• _Stated exercise_:
Filter the entries and keep only the lines where the string "xlabel" appears.

• _Data section_:
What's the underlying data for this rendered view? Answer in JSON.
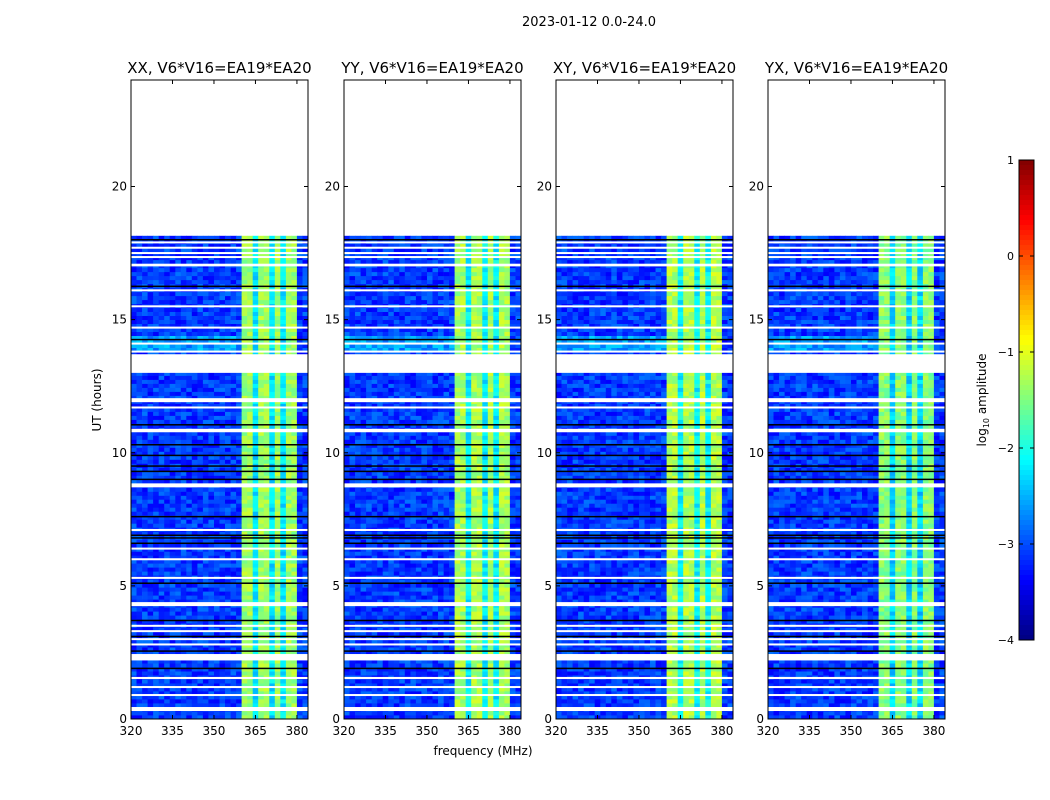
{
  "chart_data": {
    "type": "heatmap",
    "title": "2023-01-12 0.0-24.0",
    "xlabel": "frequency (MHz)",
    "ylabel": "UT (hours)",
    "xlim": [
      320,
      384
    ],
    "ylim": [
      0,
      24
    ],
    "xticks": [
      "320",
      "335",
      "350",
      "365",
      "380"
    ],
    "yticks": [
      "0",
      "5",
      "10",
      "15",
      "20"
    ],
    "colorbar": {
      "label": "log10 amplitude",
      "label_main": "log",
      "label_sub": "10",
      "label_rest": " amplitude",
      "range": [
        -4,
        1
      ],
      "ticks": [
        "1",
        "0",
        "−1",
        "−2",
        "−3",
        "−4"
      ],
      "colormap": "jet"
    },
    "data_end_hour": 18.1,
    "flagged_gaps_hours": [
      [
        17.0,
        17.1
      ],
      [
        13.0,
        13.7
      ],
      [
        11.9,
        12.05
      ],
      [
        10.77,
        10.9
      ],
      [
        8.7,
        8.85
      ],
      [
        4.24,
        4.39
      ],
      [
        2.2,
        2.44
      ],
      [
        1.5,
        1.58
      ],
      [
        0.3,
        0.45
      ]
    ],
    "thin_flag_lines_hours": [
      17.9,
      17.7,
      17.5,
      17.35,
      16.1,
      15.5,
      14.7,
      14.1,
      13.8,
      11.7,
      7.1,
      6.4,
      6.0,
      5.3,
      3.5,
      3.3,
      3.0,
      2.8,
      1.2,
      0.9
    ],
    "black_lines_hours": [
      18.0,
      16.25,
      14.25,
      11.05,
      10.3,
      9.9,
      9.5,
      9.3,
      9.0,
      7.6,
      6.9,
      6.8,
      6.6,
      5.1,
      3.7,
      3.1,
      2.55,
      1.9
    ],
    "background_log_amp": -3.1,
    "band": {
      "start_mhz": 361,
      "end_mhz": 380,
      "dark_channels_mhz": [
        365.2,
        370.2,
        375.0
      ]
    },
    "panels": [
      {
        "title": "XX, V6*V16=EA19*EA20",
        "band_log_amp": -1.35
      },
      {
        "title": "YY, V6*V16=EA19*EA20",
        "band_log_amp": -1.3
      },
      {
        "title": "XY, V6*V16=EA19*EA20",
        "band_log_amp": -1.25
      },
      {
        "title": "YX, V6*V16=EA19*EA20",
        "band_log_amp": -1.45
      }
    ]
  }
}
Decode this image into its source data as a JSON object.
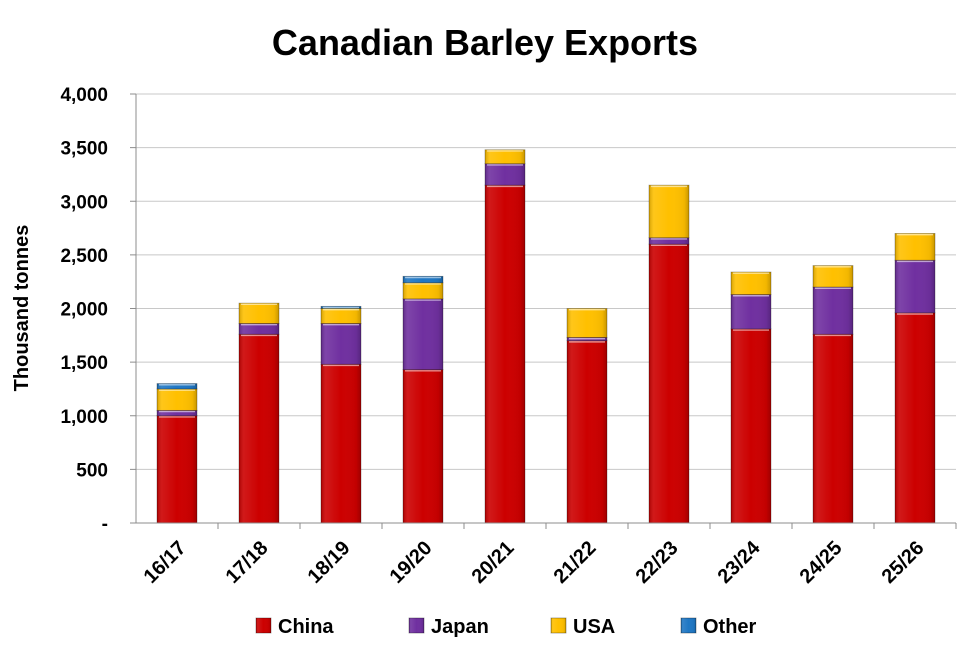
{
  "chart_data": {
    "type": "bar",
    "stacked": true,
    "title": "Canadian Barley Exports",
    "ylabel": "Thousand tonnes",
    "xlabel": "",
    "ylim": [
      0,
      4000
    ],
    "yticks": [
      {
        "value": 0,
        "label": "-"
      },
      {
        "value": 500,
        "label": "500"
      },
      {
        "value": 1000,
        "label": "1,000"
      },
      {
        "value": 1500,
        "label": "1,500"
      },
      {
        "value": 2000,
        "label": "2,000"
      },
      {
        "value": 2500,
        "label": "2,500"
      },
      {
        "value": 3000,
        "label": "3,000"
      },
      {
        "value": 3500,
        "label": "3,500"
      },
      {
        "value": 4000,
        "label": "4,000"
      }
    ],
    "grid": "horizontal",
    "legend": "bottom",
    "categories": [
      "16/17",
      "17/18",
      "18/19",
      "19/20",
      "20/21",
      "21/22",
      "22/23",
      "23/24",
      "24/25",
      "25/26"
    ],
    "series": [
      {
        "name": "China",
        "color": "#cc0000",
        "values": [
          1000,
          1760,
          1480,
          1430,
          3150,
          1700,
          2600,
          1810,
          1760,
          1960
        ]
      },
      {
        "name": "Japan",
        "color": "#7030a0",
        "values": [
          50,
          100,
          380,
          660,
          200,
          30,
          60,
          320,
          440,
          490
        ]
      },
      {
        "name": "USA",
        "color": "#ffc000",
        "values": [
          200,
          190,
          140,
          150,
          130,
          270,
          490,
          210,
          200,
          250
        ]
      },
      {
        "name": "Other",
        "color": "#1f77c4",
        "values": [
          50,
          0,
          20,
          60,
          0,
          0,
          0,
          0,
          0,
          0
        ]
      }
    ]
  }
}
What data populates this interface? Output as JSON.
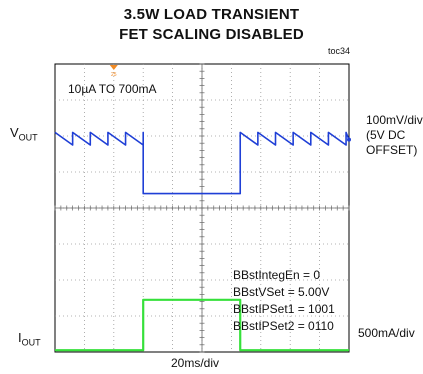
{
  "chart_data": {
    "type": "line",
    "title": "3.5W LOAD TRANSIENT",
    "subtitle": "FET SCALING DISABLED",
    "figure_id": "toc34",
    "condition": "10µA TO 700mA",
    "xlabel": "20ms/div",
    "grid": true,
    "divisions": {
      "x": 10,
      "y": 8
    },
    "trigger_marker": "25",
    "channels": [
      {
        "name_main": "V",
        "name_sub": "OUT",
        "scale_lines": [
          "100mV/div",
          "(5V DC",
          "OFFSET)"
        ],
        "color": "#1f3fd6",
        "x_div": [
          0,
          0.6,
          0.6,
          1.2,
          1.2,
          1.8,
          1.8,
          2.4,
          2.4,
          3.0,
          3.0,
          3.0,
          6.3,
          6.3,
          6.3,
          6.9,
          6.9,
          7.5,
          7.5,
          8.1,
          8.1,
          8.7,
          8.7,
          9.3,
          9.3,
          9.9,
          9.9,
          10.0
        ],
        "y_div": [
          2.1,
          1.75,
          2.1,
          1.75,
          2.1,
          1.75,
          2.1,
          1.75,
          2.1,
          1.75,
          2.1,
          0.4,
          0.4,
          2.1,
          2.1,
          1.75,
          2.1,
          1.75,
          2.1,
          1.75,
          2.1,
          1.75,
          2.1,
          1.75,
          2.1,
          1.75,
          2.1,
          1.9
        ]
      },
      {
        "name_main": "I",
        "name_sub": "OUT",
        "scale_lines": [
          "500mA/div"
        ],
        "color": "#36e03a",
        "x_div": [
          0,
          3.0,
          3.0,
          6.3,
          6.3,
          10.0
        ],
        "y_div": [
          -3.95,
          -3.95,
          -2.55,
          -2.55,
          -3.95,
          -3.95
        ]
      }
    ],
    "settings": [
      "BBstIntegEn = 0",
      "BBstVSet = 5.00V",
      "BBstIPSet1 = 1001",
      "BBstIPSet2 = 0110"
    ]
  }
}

• _Solved problem_:
    "xlabel": "frequency (MHz)",
    "xlabel": "",
    "xlabel": "20ms/div",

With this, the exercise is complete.